- [WHAT THE EXERCISE ASKS]:
Drop every picture and give the entries back exactly.

- [RECORDS FOR THE TASK]:
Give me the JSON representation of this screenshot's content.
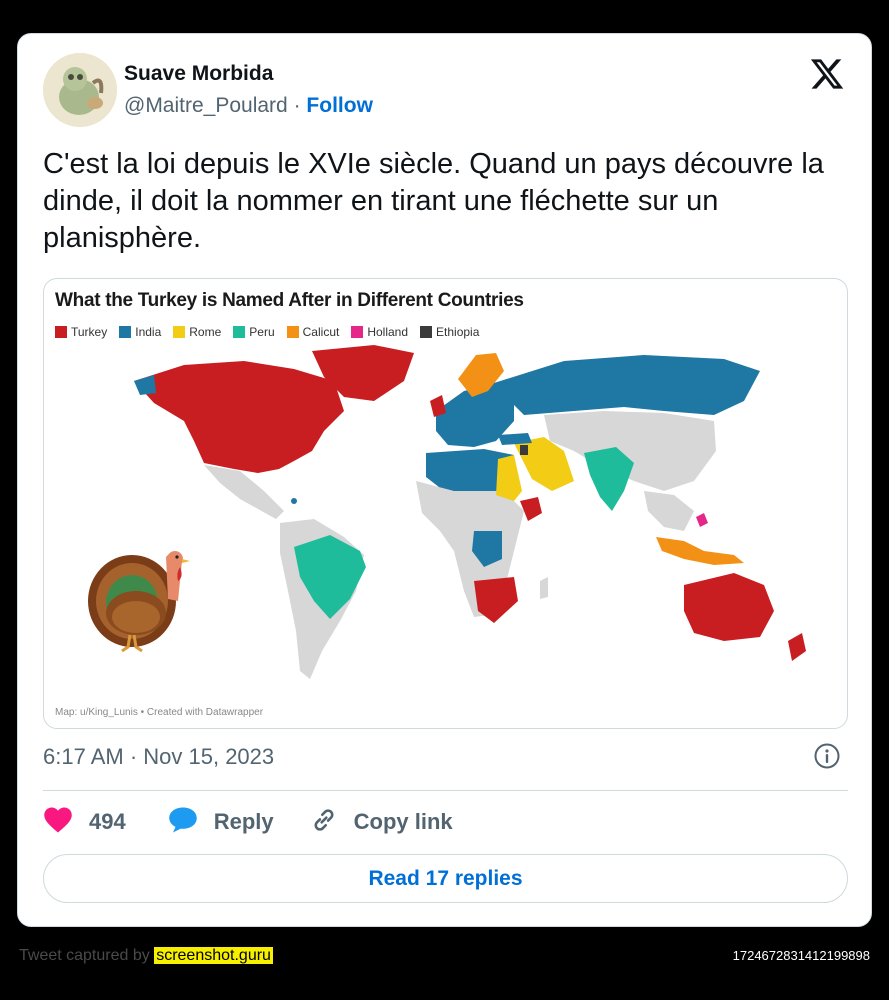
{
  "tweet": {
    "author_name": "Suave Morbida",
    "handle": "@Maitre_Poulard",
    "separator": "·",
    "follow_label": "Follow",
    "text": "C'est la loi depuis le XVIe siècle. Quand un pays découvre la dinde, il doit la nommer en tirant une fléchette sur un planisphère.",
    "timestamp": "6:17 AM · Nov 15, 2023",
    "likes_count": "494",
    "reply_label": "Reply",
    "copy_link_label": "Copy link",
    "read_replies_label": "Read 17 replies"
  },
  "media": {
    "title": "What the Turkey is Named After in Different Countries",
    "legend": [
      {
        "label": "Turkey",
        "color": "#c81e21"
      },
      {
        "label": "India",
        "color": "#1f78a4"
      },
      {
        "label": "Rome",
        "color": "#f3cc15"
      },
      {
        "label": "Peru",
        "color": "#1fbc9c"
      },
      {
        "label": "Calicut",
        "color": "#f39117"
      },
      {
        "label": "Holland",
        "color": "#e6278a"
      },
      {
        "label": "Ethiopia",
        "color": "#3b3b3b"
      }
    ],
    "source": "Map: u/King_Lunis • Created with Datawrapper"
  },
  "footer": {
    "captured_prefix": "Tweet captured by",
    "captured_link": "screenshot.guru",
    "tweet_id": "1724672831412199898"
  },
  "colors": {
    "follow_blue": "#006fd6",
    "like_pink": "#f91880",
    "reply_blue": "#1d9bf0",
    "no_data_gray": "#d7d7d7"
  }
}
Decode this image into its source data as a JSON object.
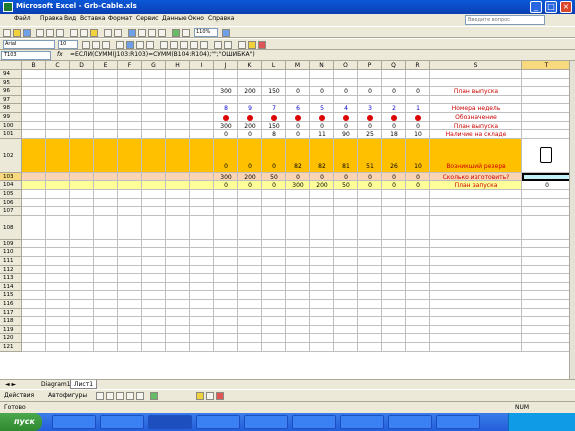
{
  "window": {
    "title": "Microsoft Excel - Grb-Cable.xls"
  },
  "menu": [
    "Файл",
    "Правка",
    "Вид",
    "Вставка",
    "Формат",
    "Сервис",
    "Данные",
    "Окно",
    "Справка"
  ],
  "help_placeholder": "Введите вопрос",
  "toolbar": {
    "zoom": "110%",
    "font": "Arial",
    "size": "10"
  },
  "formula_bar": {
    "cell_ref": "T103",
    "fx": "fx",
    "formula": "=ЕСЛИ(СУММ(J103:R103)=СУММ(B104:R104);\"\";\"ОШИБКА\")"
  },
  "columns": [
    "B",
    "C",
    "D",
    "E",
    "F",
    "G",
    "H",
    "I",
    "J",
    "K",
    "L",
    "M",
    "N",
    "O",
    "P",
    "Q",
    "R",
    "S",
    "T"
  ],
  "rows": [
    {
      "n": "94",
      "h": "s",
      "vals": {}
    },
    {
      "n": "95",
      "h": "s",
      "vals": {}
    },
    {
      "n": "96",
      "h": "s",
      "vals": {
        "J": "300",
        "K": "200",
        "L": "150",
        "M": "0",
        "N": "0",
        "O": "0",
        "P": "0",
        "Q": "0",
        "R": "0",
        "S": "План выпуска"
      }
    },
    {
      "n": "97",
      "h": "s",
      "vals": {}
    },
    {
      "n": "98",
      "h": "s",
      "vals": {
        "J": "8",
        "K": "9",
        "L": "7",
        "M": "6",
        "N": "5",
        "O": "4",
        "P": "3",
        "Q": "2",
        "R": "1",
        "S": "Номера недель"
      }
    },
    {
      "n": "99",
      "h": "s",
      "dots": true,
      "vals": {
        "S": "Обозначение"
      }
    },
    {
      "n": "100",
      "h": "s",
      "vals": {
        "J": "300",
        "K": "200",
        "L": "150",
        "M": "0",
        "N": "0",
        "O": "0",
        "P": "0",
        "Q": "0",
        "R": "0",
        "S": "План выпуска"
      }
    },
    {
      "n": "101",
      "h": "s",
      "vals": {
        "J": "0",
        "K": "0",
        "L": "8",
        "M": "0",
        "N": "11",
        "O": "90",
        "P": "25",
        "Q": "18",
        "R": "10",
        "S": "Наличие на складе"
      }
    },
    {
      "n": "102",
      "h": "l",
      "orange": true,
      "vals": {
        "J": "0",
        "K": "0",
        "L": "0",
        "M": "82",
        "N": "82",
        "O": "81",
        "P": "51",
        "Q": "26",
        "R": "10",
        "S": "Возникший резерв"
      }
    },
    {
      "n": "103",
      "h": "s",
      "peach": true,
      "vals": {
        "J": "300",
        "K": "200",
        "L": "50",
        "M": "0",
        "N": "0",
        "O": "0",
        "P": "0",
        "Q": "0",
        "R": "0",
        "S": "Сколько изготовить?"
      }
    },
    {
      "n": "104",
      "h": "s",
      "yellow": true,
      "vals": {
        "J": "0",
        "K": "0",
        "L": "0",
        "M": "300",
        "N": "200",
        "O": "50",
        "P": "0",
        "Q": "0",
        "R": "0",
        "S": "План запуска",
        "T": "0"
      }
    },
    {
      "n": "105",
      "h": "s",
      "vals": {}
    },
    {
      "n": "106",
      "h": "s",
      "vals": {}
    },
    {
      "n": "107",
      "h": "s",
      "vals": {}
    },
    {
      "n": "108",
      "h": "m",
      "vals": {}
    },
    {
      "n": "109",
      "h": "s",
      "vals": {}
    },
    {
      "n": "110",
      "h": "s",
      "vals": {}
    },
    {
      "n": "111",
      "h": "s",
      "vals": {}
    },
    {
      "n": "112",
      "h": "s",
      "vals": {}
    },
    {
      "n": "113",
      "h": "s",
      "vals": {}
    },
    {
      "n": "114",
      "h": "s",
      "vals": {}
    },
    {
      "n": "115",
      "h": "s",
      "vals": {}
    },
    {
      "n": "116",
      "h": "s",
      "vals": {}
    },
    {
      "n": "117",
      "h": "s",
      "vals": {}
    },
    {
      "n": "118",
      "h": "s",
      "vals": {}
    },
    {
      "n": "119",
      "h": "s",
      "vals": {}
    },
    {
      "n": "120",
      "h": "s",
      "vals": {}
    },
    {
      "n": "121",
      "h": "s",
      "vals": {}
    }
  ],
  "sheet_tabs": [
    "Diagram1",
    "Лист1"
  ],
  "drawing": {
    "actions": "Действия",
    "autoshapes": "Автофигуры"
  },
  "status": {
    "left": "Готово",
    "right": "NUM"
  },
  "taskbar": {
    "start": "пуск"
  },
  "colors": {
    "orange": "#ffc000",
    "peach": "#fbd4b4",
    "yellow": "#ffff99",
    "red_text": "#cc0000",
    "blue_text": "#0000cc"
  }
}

- [EXERCISE SOLUTION]:
Give me the JSON representation of this screenshot's content.
{
  "tweet": {
    "author_name": "Suave Morbida",
    "handle": "@Maitre_Poulard",
    "separator": "·",
    "follow_label": "Follow",
    "text": "C'est la loi depuis le XVIe siècle. Quand un pays découvre la dinde, il doit la nommer en tirant une fléchette sur un planisphère.",
    "timestamp": "6:17 AM · Nov 15, 2023",
    "likes_count": "494",
    "reply_label": "Reply",
    "copy_link_label": "Copy link",
    "read_replies_label": "Read 17 replies"
  },
  "media": {
    "title": "What the Turkey is Named After in Different Countries",
    "legend": [
      {
        "label": "Turkey",
        "color": "#c81e21"
      },
      {
        "label": "India",
        "color": "#1f78a4"
      },
      {
        "label": "Rome",
        "color": "#f3cc15"
      },
      {
        "label": "Peru",
        "color": "#1fbc9c"
      },
      {
        "label": "Calicut",
        "color": "#f39117"
      },
      {
        "label": "Holland",
        "color": "#e6278a"
      },
      {
        "label": "Ethiopia",
        "color": "#3b3b3b"
      }
    ],
    "source": "Map: u/King_Lunis • Created with Datawrapper"
  },
  "footer": {
    "captured_prefix": "Tweet captured by",
    "captured_link": "screenshot.guru",
    "tweet_id": "1724672831412199898"
  },
  "colors": {
    "follow_blue": "#006fd6",
    "like_pink": "#f91880",
    "reply_blue": "#1d9bf0",
    "no_data_gray": "#d7d7d7"
  }
}
Decode this image into its source data as a JSON object.
{
  "window": {
    "title": "Microsoft Excel - Grb-Cable.xls"
  },
  "menu": [
    "Файл",
    "Правка",
    "Вид",
    "Вставка",
    "Формат",
    "Сервис",
    "Данные",
    "Окно",
    "Справка"
  ],
  "help_placeholder": "Введите вопрос",
  "toolbar": {
    "zoom": "110%",
    "font": "Arial",
    "size": "10"
  },
  "formula_bar": {
    "cell_ref": "T103",
    "fx": "fx",
    "formula": "=ЕСЛИ(СУММ(J103:R103)=СУММ(B104:R104);\"\";\"ОШИБКА\")"
  },
  "columns": [
    "B",
    "C",
    "D",
    "E",
    "F",
    "G",
    "H",
    "I",
    "J",
    "K",
    "L",
    "M",
    "N",
    "O",
    "P",
    "Q",
    "R",
    "S",
    "T"
  ],
  "rows": [
    {
      "n": "94",
      "h": "s",
      "vals": {}
    },
    {
      "n": "95",
      "h": "s",
      "vals": {}
    },
    {
      "n": "96",
      "h": "s",
      "vals": {
        "J": "300",
        "K": "200",
        "L": "150",
        "M": "0",
        "N": "0",
        "O": "0",
        "P": "0",
        "Q": "0",
        "R": "0",
        "S": "План выпуска"
      }
    },
    {
      "n": "97",
      "h": "s",
      "vals": {}
    },
    {
      "n": "98",
      "h": "s",
      "vals": {
        "J": "8",
        "K": "9",
        "L": "7",
        "M": "6",
        "N": "5",
        "O": "4",
        "P": "3",
        "Q": "2",
        "R": "1",
        "S": "Номера недель"
      }
    },
    {
      "n": "99",
      "h": "s",
      "dots": true,
      "vals": {
        "S": "Обозначение"
      }
    },
    {
      "n": "100",
      "h": "s",
      "vals": {
        "J": "300",
        "K": "200",
        "L": "150",
        "M": "0",
        "N": "0",
        "O": "0",
        "P": "0",
        "Q": "0",
        "R": "0",
        "S": "План выпуска"
      }
    },
    {
      "n": "101",
      "h": "s",
      "vals": {
        "J": "0",
        "K": "0",
        "L": "8",
        "M": "0",
        "N": "11",
        "O": "90",
        "P": "25",
        "Q": "18",
        "R": "10",
        "S": "Наличие на складе"
      }
    },
    {
      "n": "102",
      "h": "l",
      "orange": true,
      "vals": {
        "J": "0",
        "K": "0",
        "L": "0",
        "M": "82",
        "N": "82",
        "O": "81",
        "P": "51",
        "Q": "26",
        "R": "10",
        "S": "Возникший резерв"
      }
    },
    {
      "n": "103",
      "h": "s",
      "peach": true,
      "vals": {
        "J": "300",
        "K": "200",
        "L": "50",
        "M": "0",
        "N": "0",
        "O": "0",
        "P": "0",
        "Q": "0",
        "R": "0",
        "S": "Сколько изготовить?"
      }
    },
    {
      "n": "104",
      "h": "s",
      "yellow": true,
      "vals": {
        "J": "0",
        "K": "0",
        "L": "0",
        "M": "300",
        "N": "200",
        "O": "50",
        "P": "0",
        "Q": "0",
        "R": "0",
        "S": "План запуска",
        "T": "0"
      }
    },
    {
      "n": "105",
      "h": "s",
      "vals": {}
    },
    {
      "n": "106",
      "h": "s",
      "vals": {}
    },
    {
      "n": "107",
      "h": "s",
      "vals": {}
    },
    {
      "n": "108",
      "h": "m",
      "vals": {}
    },
    {
      "n": "109",
      "h": "s",
      "vals": {}
    },
    {
      "n": "110",
      "h": "s",
      "vals": {}
    },
    {
      "n": "111",
      "h": "s",
      "vals": {}
    },
    {
      "n": "112",
      "h": "s",
      "vals": {}
    },
    {
      "n": "113",
      "h": "s",
      "vals": {}
    },
    {
      "n": "114",
      "h": "s",
      "vals": {}
    },
    {
      "n": "115",
      "h": "s",
      "vals": {}
    },
    {
      "n": "116",
      "h": "s",
      "vals": {}
    },
    {
      "n": "117",
      "h": "s",
      "vals": {}
    },
    {
      "n": "118",
      "h": "s",
      "vals": {}
    },
    {
      "n": "119",
      "h": "s",
      "vals": {}
    },
    {
      "n": "120",
      "h": "s",
      "vals": {}
    },
    {
      "n": "121",
      "h": "s",
      "vals": {}
    }
  ],
  "sheet_tabs": [
    "Diagram1",
    "Лист1"
  ],
  "drawing": {
    "actions": "Действия",
    "autoshapes": "Автофигуры"
  },
  "status": {
    "left": "Готово",
    "right": "NUM"
  },
  "taskbar": {
    "start": "пуск"
  },
  "colors": {
    "orange": "#ffc000",
    "peach": "#fbd4b4",
    "yellow": "#ffff99",
    "red_text": "#cc0000",
    "blue_text": "#0000cc"
  }
}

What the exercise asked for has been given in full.